REQUIREMENT
Quote every line as written. Omit pictures.

--- START ---

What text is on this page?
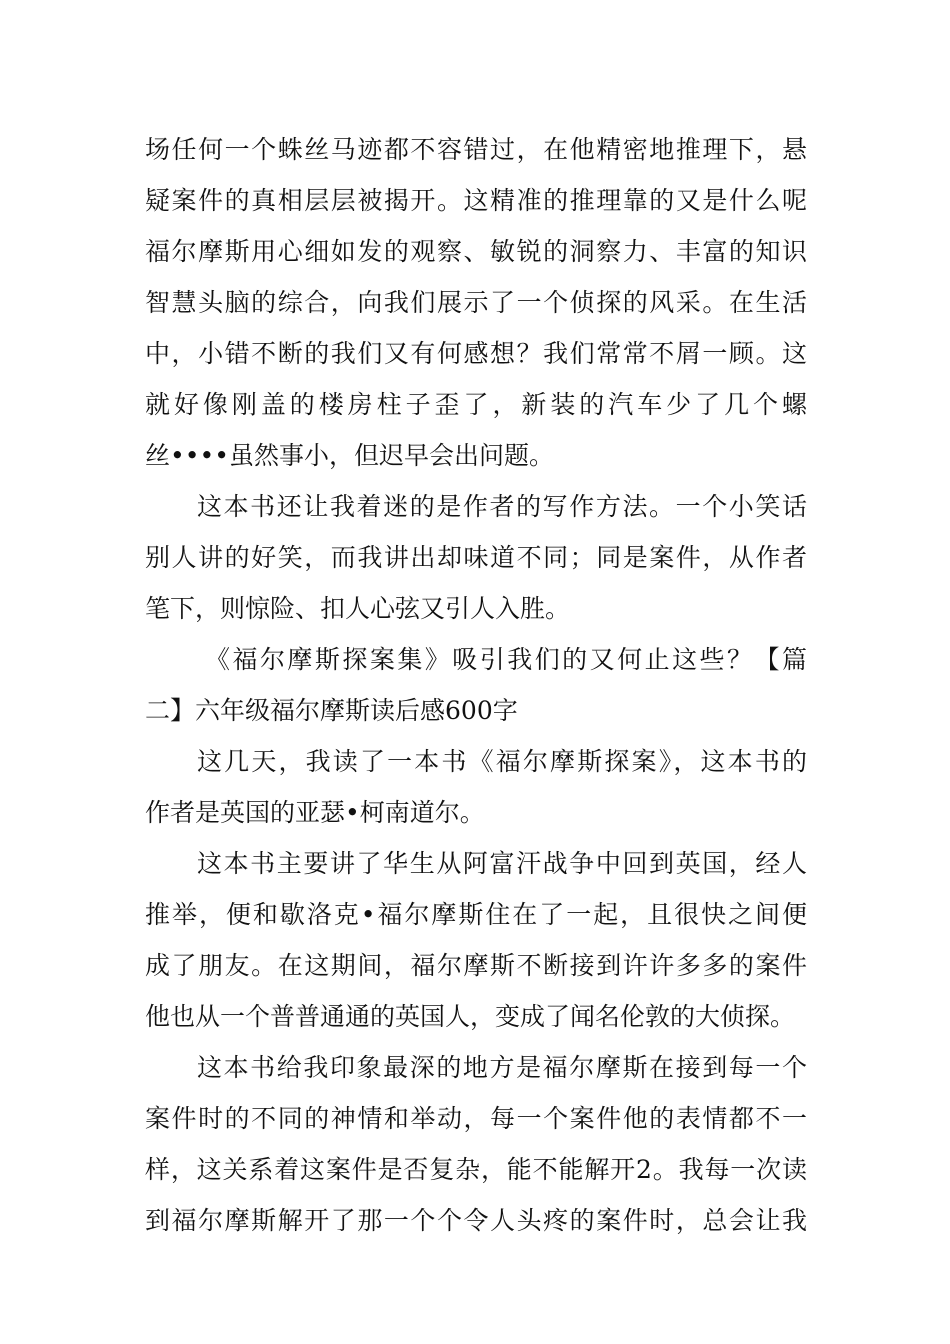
场任何一个蛛丝马迹都不容错过，在他精密地推理下，悬
疑案件的真相层层被揭开。这精准的推理靠的又是什么呢
福尔摩斯用心细如发的观察、敏锐的洞察力、丰富的知识
智慧头脑的综合，向我们展示了一个侦探的风采。在生活
中，小错不断的我们又有何感想？我们常常不屑一顾。这
就好像刚盖的楼房柱子歪了，新装的汽车少了几个螺
丝••••虽然事小，但迟早会出问题。
这本书还让我着迷的是作者的写作方法。一个小笑话
别人讲的好笑，而我讲出却味道不同；同是案件，从作者
笔下，则惊险、扣人心弦又引人入胜。
《福尔摩斯探案集》吸引我们的又何止这些？【篇
二】六年级福尔摩斯读后感600字
这几天，我读了一本书《福尔摩斯探案》，这本书的
作者是英国的亚瑟•柯南道尔。
这本书主要讲了华生从阿富汗战争中回到英国，经人
推举，便和歇洛克•福尔摩斯住在了一起，且很快之间便
成了朋友。在这期间，福尔摩斯不断接到许许多多的案件
他也从一个普普通通的英国人，变成了闻名伦敦的大侦探。
这本书给我印象最深的地方是福尔摩斯在接到每一个
案件时的不同的神情和举动，每一个案件他的表情都不一
样，这关系着这案件是否复杂，能不能解开2。我每一次读
到福尔摩斯解开了那一个个令人头疼的案件时，总会让我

--- END ---

THE COMPLETED TASK
What text is on this page?
场任何一个蛛丝马迹都不容错过，在他精密地推理下，悬
疑案件的真相层层被揭开。这精准的推理靠的又是什么呢
福尔摩斯用心细如发的观察、敏锐的洞察力、丰富的知识
智慧头脑的综合，向我们展示了一个侦探的风采。在生活
中，小错不断的我们又有何感想？我们常常不屑一顾。这
就好像刚盖的楼房柱子歪了，新装的汽车少了几个螺
丝••••虽然事小，但迟早会出问题。
这本书还让我着迷的是作者的写作方法。一个小笑话
别人讲的好笑，而我讲出却味道不同；同是案件，从作者
笔下，则惊险、扣人心弦又引人入胜。
《福尔摩斯探案集》吸引我们的又何止这些？【篇
二】六年级福尔摩斯读后感600字
这几天，我读了一本书《福尔摩斯探案》，这本书的
作者是英国的亚瑟•柯南道尔。
这本书主要讲了华生从阿富汗战争中回到英国，经人
推举，便和歇洛克•福尔摩斯住在了一起，且很快之间便
成了朋友。在这期间，福尔摩斯不断接到许许多多的案件
他也从一个普普通通的英国人，变成了闻名伦敦的大侦探。
这本书给我印象最深的地方是福尔摩斯在接到每一个
案件时的不同的神情和举动，每一个案件他的表情都不一
样，这关系着这案件是否复杂，能不能解开2。我每一次读
到福尔摩斯解开了那一个个令人头疼的案件时，总会让我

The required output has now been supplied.